What is asked
Write out the whole listing exactly as it stands.

Given records
------------------------------------

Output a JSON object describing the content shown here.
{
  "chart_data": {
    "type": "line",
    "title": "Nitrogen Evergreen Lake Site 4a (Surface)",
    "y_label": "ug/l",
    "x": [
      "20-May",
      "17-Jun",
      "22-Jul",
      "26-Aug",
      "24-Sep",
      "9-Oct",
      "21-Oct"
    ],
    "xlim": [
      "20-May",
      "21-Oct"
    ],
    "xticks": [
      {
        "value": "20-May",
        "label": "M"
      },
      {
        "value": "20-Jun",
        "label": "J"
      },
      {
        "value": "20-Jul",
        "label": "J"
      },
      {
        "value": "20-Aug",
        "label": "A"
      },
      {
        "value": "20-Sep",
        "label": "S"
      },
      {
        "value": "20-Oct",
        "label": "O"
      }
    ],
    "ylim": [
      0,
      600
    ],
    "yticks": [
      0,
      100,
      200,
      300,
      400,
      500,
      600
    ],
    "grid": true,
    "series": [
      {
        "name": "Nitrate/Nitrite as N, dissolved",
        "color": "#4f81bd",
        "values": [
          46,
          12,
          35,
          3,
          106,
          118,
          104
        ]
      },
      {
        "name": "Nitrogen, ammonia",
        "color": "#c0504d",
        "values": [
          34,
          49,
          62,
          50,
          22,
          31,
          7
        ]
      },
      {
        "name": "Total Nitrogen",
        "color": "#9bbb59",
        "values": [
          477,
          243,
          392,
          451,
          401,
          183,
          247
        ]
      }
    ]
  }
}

------------------------------------

Response
Output a JSON object describing the content shown here.
{
  "chart_data": {
    "type": "line",
    "title": "Nitrogen Evergreen Lake Site 4a (Surface)",
    "y_label": "ug/l",
    "x": [
      "20-May",
      "17-Jun",
      "22-Jul",
      "26-Aug",
      "24-Sep",
      "9-Oct",
      "21-Oct"
    ],
    "xlim": [
      "20-May",
      "21-Oct"
    ],
    "xticks": [
      {
        "value": "20-May",
        "label": "M"
      },
      {
        "value": "20-Jun",
        "label": "J"
      },
      {
        "value": "20-Jul",
        "label": "J"
      },
      {
        "value": "20-Aug",
        "label": "A"
      },
      {
        "value": "20-Sep",
        "label": "S"
      },
      {
        "value": "20-Oct",
        "label": "O"
      }
    ],
    "ylim": [
      0,
      600
    ],
    "yticks": [
      0,
      100,
      200,
      300,
      400,
      500,
      600
    ],
    "grid": true,
    "series": [
      {
        "name": "Nitrate/Nitrite as N, dissolved",
        "color": "#4f81bd",
        "values": [
          46,
          12,
          35,
          3,
          106,
          118,
          104
        ]
      },
      {
        "name": "Nitrogen, ammonia",
        "color": "#c0504d",
        "values": [
          34,
          49,
          62,
          50,
          22,
          31,
          7
        ]
      },
      {
        "name": "Total Nitrogen",
        "color": "#9bbb59",
        "values": [
          477,
          243,
          392,
          451,
          401,
          183,
          247
        ]
      }
    ]
  }
}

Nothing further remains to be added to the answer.